DO THIS:
Reproduce the listing below exactly. Pictures do not belong in the copy.

start EXTRACTED ENTRIES

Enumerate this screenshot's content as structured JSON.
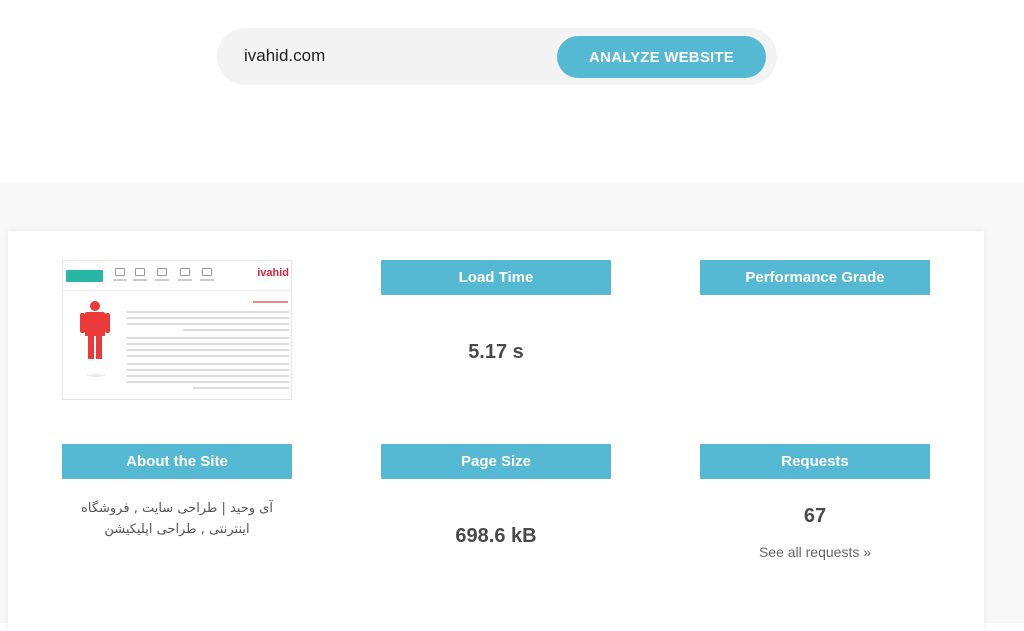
{
  "search": {
    "value": "ivahid.com",
    "button_label": "ANALYZE WEBSITE"
  },
  "results": {
    "load_time": {
      "label": "Load Time",
      "value": "5.17 s"
    },
    "performance_grade": {
      "label": "Performance Grade"
    },
    "about": {
      "label": "About the Site",
      "description": "آی وحید | طراحی سایت , فروشگاه اینترنتی , طراحی اپلیکیشن"
    },
    "page_size": {
      "label": "Page Size",
      "value": "698.6 kB"
    },
    "requests": {
      "label": "Requests",
      "value": "67",
      "link": "See all requests »"
    }
  },
  "thumbnail": {
    "logo": "ivahid"
  },
  "colors": {
    "accent": "#55b9d3",
    "search_bg": "#f3f3f3",
    "section_bg": "#f8f8f8",
    "thumb_brand": "#d9263b",
    "thumb_button": "#28b7a5"
  }
}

end EXTRACTED ENTRIES

THE SOLUTION:
Enumerate this screenshot's content as structured JSON.
{
  "search": {
    "value": "ivahid.com",
    "button_label": "ANALYZE WEBSITE"
  },
  "results": {
    "load_time": {
      "label": "Load Time",
      "value": "5.17 s"
    },
    "performance_grade": {
      "label": "Performance Grade"
    },
    "about": {
      "label": "About the Site",
      "description": "آی وحید | طراحی سایت , فروشگاه اینترنتی , طراحی اپلیکیشن"
    },
    "page_size": {
      "label": "Page Size",
      "value": "698.6 kB"
    },
    "requests": {
      "label": "Requests",
      "value": "67",
      "link": "See all requests »"
    }
  },
  "thumbnail": {
    "logo": "ivahid"
  },
  "colors": {
    "accent": "#55b9d3",
    "search_bg": "#f3f3f3",
    "section_bg": "#f8f8f8",
    "thumb_brand": "#d9263b",
    "thumb_button": "#28b7a5"
  }
}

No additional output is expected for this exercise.